[Lines of data]
______________________________

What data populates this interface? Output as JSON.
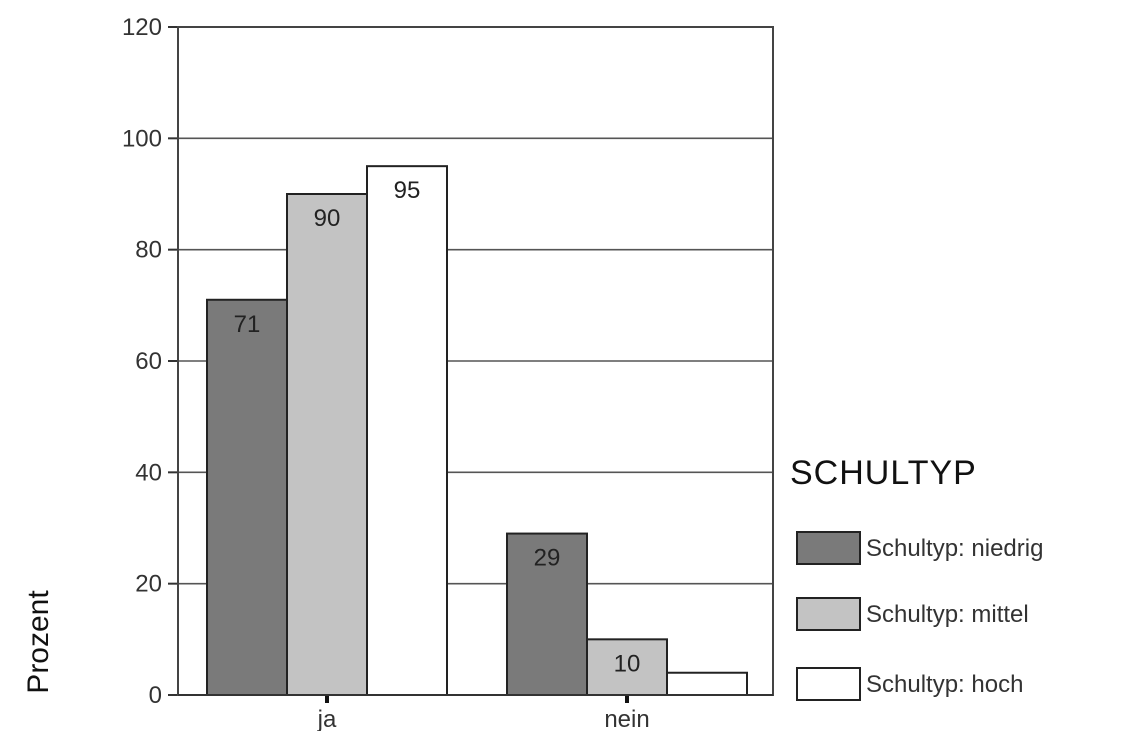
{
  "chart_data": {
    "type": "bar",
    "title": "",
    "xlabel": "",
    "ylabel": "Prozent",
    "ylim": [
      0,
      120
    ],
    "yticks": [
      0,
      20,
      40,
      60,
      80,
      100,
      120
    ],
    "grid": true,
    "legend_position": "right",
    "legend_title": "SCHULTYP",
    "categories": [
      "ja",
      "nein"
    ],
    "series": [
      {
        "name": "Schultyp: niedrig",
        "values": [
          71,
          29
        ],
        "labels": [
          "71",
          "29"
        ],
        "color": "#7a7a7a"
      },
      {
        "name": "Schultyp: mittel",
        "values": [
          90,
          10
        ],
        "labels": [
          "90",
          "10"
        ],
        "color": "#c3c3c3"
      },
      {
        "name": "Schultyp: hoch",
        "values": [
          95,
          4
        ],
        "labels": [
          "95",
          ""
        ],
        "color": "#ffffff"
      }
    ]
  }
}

______________________________

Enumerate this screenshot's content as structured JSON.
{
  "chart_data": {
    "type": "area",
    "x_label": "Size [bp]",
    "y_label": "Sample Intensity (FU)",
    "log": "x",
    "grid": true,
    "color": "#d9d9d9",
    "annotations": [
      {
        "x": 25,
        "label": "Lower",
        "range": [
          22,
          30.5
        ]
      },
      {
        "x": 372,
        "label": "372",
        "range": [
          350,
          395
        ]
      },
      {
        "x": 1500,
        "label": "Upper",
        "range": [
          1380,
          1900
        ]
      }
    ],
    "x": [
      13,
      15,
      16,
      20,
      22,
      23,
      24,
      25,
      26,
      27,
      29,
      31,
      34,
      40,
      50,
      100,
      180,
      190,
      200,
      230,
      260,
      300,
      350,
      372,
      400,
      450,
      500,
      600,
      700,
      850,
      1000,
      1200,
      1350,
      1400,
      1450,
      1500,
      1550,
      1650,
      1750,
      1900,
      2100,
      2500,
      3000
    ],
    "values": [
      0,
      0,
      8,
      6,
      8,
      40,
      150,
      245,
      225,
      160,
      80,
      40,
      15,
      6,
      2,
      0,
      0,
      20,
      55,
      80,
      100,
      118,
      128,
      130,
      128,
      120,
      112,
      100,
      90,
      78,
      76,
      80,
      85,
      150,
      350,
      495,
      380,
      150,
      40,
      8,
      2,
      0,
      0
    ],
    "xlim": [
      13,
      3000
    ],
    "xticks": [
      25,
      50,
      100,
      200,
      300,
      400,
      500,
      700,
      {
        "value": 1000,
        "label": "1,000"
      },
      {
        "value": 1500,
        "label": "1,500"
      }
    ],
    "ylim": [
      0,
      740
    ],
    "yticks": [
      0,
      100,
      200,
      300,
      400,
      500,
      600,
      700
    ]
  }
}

______________________________

- **WRITTEN TASK**:
Filter the records down to the lines that contain the string "color", and copy those lines.

- **OUTPUT FOR THIS EXERCISE**:
        "color": "#7a7a7a"
        "color": "#c3c3c3"
        "color": "#ffffff"
    "color": "#d9d9d9",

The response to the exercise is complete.